Starting at the line that contains "Patent image size: (905, 578)." and going through the end of the data, recast those lines as a numbered list without the blank lines.
★ ★ ★ ★ ★
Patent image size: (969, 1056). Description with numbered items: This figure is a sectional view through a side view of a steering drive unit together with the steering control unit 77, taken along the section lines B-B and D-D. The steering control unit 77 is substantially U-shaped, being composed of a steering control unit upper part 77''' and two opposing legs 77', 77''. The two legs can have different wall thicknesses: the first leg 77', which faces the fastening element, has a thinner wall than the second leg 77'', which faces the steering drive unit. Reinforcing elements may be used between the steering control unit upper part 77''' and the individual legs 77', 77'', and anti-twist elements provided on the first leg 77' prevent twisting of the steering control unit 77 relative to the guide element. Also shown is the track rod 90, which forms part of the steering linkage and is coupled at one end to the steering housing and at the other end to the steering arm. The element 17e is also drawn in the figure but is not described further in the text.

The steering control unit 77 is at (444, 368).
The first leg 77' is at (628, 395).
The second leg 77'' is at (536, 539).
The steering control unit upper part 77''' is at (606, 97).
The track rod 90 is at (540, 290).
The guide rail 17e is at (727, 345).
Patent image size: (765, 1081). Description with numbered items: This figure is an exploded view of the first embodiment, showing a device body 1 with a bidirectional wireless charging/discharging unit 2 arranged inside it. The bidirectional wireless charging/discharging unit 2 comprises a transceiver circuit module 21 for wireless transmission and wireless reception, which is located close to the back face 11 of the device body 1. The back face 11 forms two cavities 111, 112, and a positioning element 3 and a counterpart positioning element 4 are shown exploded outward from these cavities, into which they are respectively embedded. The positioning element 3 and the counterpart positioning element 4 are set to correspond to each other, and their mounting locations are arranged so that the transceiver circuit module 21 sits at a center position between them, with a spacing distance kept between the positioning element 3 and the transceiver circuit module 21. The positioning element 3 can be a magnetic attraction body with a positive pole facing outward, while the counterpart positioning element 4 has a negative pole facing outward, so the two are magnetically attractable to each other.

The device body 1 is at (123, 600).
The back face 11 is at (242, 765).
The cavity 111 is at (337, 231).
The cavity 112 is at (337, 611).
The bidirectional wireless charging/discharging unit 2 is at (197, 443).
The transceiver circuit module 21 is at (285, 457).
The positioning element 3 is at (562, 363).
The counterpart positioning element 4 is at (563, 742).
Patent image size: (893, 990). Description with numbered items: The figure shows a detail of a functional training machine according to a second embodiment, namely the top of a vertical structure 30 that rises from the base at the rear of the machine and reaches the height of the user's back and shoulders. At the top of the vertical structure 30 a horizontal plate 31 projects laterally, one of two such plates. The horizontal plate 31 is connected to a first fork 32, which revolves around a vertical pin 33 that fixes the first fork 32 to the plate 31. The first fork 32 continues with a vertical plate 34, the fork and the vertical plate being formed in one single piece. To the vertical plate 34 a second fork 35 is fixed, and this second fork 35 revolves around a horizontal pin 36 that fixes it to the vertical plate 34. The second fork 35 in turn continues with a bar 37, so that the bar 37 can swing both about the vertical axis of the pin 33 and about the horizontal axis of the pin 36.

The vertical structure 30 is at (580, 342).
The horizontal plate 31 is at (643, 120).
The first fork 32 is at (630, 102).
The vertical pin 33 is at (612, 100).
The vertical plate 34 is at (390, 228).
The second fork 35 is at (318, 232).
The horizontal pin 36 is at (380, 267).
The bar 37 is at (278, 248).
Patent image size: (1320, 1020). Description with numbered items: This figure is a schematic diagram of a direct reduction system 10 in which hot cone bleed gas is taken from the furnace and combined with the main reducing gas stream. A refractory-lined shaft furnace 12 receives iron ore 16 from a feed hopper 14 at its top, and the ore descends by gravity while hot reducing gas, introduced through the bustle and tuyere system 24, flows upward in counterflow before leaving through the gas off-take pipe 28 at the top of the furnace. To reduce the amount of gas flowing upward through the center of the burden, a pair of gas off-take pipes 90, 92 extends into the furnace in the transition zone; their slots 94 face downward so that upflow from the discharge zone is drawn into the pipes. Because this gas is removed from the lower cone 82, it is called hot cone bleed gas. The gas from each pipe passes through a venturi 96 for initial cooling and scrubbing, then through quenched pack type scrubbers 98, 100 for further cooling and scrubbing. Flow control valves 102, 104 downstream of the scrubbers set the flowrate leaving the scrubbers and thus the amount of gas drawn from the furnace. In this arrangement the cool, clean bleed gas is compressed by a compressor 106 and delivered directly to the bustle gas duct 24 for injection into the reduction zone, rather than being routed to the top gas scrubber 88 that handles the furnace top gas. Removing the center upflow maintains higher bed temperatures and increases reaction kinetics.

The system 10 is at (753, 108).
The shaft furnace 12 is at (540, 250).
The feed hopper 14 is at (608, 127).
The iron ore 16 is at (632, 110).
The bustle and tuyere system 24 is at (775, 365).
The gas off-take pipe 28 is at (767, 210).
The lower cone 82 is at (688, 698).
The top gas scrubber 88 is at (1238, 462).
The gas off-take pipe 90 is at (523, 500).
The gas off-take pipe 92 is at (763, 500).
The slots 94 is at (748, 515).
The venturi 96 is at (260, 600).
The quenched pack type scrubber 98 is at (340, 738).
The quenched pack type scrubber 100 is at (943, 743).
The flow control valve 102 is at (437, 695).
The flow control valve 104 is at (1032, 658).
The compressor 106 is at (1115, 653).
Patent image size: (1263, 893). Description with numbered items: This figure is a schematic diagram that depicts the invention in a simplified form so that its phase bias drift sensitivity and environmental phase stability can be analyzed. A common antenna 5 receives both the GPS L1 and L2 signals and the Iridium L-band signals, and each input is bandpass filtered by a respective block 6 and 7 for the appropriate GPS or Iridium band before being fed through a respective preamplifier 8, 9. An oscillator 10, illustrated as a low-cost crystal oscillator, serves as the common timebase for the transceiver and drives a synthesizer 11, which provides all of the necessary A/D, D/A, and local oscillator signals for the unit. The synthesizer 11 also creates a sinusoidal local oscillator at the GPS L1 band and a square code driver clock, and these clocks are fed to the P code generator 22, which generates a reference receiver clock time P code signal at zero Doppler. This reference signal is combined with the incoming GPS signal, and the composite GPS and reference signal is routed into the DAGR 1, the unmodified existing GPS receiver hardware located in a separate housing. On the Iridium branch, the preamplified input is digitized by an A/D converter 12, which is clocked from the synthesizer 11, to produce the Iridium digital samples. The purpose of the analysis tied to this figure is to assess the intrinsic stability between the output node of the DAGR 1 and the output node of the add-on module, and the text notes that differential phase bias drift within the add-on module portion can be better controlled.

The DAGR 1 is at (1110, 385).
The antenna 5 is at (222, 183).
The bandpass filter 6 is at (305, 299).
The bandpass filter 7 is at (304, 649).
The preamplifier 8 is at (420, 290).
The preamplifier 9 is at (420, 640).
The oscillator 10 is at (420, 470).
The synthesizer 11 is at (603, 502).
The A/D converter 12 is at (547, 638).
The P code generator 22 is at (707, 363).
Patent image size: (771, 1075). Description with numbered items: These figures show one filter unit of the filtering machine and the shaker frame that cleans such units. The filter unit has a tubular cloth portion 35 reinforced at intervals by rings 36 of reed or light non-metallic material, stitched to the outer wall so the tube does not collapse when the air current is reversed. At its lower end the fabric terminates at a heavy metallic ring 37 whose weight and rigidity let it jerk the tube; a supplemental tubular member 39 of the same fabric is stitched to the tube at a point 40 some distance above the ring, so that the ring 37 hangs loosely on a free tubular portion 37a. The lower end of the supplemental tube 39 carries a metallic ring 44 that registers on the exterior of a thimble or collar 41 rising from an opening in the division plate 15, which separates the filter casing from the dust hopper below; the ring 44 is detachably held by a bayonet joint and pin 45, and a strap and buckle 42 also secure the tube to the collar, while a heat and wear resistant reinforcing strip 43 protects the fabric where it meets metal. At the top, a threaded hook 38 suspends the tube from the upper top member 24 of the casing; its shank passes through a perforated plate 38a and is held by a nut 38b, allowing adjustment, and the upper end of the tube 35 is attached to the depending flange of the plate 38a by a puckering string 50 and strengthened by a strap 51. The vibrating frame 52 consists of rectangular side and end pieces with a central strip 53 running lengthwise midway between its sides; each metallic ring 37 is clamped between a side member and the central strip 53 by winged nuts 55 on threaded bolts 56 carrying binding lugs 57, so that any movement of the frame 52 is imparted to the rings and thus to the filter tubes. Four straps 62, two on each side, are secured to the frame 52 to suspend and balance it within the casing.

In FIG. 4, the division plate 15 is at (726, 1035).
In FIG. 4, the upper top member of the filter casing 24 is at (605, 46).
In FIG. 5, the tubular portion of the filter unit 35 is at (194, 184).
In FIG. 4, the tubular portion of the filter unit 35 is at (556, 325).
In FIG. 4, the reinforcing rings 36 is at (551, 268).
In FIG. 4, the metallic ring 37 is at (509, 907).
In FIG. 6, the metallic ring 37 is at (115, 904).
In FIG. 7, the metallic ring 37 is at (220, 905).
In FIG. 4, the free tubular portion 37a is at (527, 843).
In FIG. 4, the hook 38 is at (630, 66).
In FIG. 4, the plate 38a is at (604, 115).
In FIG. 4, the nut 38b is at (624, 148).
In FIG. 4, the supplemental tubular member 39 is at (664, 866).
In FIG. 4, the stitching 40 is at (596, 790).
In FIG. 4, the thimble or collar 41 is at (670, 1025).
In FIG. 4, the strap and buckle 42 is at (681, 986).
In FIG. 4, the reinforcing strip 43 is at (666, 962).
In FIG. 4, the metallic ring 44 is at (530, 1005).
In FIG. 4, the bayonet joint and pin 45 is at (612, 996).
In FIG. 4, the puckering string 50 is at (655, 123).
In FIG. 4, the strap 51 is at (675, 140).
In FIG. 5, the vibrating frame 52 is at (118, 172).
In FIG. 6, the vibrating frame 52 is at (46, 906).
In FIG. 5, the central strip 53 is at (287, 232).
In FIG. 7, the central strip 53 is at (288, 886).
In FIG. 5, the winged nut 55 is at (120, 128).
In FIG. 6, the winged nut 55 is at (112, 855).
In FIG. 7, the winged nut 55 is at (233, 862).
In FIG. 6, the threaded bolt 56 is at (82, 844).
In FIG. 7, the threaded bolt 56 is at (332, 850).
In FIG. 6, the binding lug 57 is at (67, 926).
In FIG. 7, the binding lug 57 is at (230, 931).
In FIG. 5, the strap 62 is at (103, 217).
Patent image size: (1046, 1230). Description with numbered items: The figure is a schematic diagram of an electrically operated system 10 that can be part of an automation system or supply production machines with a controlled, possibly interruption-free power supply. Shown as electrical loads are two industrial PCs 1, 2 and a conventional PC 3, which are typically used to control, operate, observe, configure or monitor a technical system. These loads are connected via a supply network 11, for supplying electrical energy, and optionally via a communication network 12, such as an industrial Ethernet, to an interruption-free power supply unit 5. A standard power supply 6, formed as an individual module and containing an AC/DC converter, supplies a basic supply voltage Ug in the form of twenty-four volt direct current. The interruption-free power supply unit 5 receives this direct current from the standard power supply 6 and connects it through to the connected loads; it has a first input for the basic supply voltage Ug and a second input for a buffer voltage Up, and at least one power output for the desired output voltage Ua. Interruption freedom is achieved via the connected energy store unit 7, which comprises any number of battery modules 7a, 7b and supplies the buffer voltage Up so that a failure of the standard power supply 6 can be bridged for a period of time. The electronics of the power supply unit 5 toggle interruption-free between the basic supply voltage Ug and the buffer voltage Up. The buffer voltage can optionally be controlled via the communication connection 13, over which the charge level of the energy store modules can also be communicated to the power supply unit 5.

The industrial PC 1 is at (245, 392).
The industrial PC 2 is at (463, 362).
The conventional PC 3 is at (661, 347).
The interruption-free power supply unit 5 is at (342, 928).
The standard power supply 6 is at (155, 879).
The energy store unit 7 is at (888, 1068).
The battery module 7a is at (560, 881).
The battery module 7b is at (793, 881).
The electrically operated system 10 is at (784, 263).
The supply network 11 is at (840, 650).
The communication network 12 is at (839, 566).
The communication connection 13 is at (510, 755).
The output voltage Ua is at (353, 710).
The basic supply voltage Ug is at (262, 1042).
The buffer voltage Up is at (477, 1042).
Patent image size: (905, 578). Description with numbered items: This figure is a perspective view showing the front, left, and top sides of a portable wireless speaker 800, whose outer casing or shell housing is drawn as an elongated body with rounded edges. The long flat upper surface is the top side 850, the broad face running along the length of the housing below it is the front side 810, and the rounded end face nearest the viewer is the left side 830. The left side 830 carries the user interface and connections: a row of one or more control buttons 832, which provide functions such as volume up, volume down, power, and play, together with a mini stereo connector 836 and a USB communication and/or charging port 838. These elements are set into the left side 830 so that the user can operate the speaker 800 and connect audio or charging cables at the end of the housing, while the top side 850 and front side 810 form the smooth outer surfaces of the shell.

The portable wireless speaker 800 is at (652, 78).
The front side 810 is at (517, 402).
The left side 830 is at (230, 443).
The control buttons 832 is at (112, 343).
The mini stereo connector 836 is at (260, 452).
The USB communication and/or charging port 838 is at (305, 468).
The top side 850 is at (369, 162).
★ ★ ★ ★ ★
Response to the task:
1. Patent image size: (905, 578). Description with numbered items: This figure is a perspective view showing the front, left, and top sides of a portable wireless speaker 800, whose outer casing or shell housing is drawn as an elongated body with rounded edges. The long flat upper surface is the top side 850, the broad face running along the length of the housing below it is the front side 810, and the rounded end face nearest the viewer is the left side 830. The left side 830 carries the user interface and connections: a row of one or more control buttons 832, which provide functions such as volume up, volume down, power, and play, together with a mini stereo connector 836 and a USB communication and/or charging port 838. These elements are set into the left side 830 so that the user can operate the speaker 800 and connect audio or charging cables at the end of the housing, while the top side 850 and front side 810 form the smooth outer surfaces of the shell.
2. The portable wireless speaker 800 is at (652, 78).
3. The front side 810 is at (517, 402).
4. The left side 830 is at (230, 443).
5. The control buttons 832 is at (112, 343).
6. The mini stereo connector 836 is at (260, 452).
7. The USB communication and/or charging port 838 is at (305, 468).
8. The top side 850 is at (369, 162).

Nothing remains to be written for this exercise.